▶ _What to work on_: Find all lines in the records that include the word "областьсковская", and copy them out.

▶ _Records to process_:

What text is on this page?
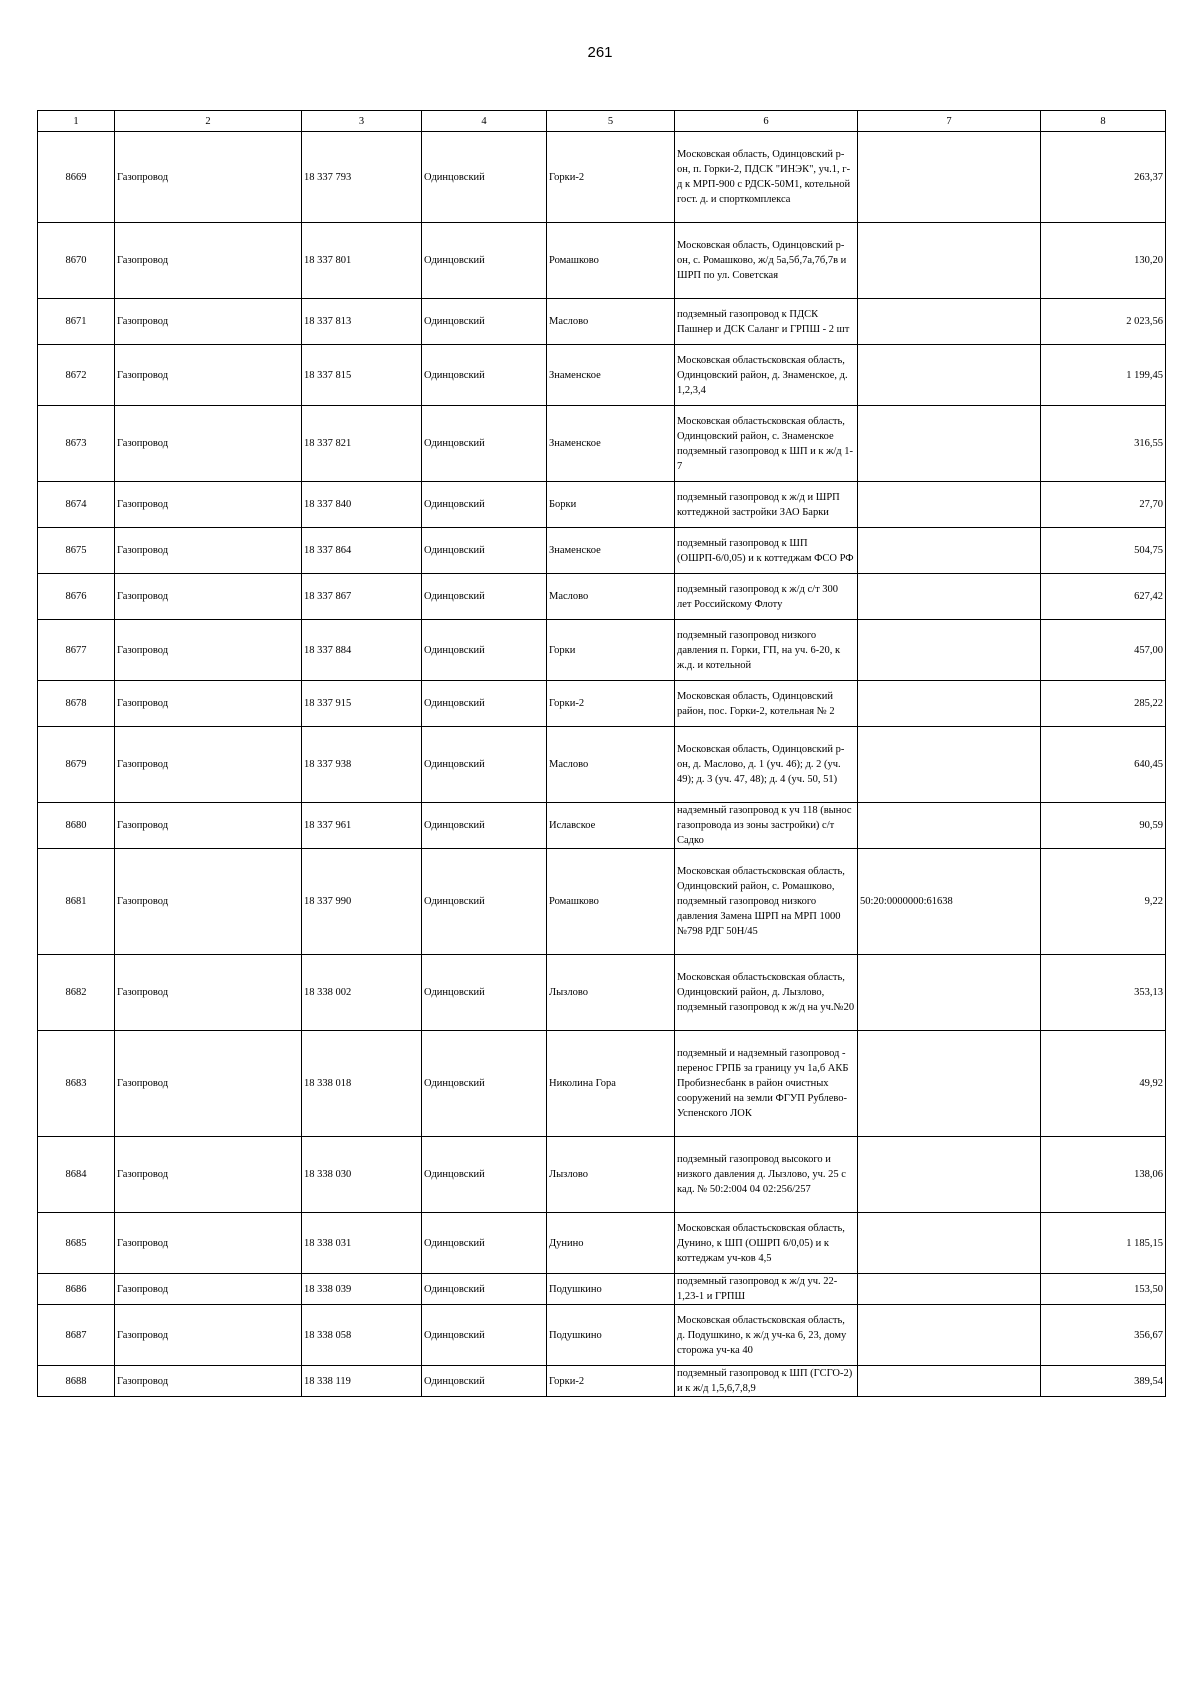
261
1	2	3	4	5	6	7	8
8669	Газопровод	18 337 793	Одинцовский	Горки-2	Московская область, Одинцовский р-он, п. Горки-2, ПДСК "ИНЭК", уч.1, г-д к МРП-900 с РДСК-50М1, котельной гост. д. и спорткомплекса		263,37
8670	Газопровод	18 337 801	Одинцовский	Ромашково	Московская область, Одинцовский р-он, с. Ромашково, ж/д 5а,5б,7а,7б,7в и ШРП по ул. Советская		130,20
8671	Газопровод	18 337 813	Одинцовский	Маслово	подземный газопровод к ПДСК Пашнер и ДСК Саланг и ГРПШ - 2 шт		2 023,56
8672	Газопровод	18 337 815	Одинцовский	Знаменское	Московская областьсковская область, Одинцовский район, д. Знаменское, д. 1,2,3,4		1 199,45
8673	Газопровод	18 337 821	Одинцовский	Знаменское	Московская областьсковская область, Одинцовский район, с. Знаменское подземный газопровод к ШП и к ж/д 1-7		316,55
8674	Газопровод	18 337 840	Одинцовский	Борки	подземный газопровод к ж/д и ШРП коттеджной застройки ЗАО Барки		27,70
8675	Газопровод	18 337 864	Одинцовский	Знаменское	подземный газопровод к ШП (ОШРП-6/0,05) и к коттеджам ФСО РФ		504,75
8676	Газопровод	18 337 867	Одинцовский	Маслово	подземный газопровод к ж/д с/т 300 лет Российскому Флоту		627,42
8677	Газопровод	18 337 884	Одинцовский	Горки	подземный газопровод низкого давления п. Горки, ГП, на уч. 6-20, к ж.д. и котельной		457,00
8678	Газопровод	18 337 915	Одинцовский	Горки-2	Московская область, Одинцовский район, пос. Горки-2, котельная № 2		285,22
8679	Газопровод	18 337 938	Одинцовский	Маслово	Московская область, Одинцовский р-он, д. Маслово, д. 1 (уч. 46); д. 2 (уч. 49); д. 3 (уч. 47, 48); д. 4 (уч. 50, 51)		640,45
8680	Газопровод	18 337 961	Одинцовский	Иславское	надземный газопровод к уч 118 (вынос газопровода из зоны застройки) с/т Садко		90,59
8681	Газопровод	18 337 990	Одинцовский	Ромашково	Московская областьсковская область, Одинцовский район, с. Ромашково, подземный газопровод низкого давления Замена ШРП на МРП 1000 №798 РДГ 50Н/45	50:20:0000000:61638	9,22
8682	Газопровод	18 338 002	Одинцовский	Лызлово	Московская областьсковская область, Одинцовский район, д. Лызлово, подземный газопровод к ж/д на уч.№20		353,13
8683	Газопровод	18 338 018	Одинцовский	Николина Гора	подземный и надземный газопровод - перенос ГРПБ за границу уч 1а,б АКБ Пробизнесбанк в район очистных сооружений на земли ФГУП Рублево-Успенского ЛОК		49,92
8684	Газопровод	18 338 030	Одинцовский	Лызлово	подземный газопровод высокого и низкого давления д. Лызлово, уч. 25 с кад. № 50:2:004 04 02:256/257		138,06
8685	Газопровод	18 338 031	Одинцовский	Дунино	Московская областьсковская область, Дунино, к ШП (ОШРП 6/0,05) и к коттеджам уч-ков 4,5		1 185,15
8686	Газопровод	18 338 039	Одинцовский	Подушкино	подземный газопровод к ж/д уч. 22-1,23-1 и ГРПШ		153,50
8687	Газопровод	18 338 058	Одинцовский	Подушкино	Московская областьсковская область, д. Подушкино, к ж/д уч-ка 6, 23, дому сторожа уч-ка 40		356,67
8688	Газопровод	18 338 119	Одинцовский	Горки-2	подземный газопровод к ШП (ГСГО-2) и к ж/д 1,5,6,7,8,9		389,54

==

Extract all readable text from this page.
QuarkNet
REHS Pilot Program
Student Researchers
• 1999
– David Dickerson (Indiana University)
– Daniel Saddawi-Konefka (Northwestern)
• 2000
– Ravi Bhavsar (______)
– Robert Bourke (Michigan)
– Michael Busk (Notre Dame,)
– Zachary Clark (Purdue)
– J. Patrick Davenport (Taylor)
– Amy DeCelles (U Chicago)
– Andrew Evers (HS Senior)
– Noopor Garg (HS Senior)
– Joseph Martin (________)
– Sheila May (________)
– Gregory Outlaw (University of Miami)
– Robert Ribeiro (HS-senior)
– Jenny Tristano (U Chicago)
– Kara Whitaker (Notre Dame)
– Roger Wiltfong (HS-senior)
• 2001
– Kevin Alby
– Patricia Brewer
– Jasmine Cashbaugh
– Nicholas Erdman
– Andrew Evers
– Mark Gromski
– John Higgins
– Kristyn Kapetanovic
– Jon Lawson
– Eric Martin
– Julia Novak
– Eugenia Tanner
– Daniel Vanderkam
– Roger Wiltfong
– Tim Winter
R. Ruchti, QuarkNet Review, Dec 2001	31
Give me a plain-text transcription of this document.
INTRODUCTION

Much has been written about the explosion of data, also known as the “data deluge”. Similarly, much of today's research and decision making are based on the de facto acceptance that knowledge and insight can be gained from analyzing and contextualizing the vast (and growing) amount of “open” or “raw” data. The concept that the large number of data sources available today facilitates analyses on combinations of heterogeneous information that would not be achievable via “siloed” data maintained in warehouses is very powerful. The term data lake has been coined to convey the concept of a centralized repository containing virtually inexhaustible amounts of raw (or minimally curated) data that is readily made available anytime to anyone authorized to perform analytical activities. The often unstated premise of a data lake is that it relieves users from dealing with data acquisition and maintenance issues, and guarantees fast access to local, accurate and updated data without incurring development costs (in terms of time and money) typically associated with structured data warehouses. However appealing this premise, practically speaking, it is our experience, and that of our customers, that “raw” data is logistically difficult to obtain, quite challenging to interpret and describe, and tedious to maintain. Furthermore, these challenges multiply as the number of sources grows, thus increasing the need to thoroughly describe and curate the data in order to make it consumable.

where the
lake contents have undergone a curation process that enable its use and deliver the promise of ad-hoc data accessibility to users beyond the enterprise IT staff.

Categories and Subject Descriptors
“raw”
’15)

▶ _Written response_:
8672	Газопровод	18 337 815	Одинцовский	Знаменское	Московская областьсковская область, Одинцовский район, д. Знаменское, д. 1,2,3,4		1 199,45
8673	Газопровод	18 337 821	Одинцовский	Знаменское	Московская областьсковская область, Одинцовский район, с. Знаменское подземный газопровод к ШП и к ж/д 1-7		316,55
8681	Газопровод	18 337 990	Одинцовский	Ромашково	Московская областьсковская область, Одинцовский район, с. Ромашково, подземный газопровод низкого давления Замена ШРП на МРП 1000 №798 РДГ 50Н/45	50:20:0000000:61638	9,22
8682	Газопровод	18 338 002	Одинцовский	Лызлово	Московская областьсковская область, Одинцовский район, д. Лызлово, подземный газопровод к ж/д на уч.№20		353,13
8685	Газопровод	18 338 031	Одинцовский	Дунино	Московская областьсковская область, Дунино, к ШП (ОШРП 6/0,05) и к коттеджам уч-ков 4,5		1 185,15
8687	Газопровод	18 338 058	Одинцовский	Подушкино	Московская областьсковская область, д. Подушкино, к ж/д уч-ка 6, 23, дому сторожа уч-ка 40		356,67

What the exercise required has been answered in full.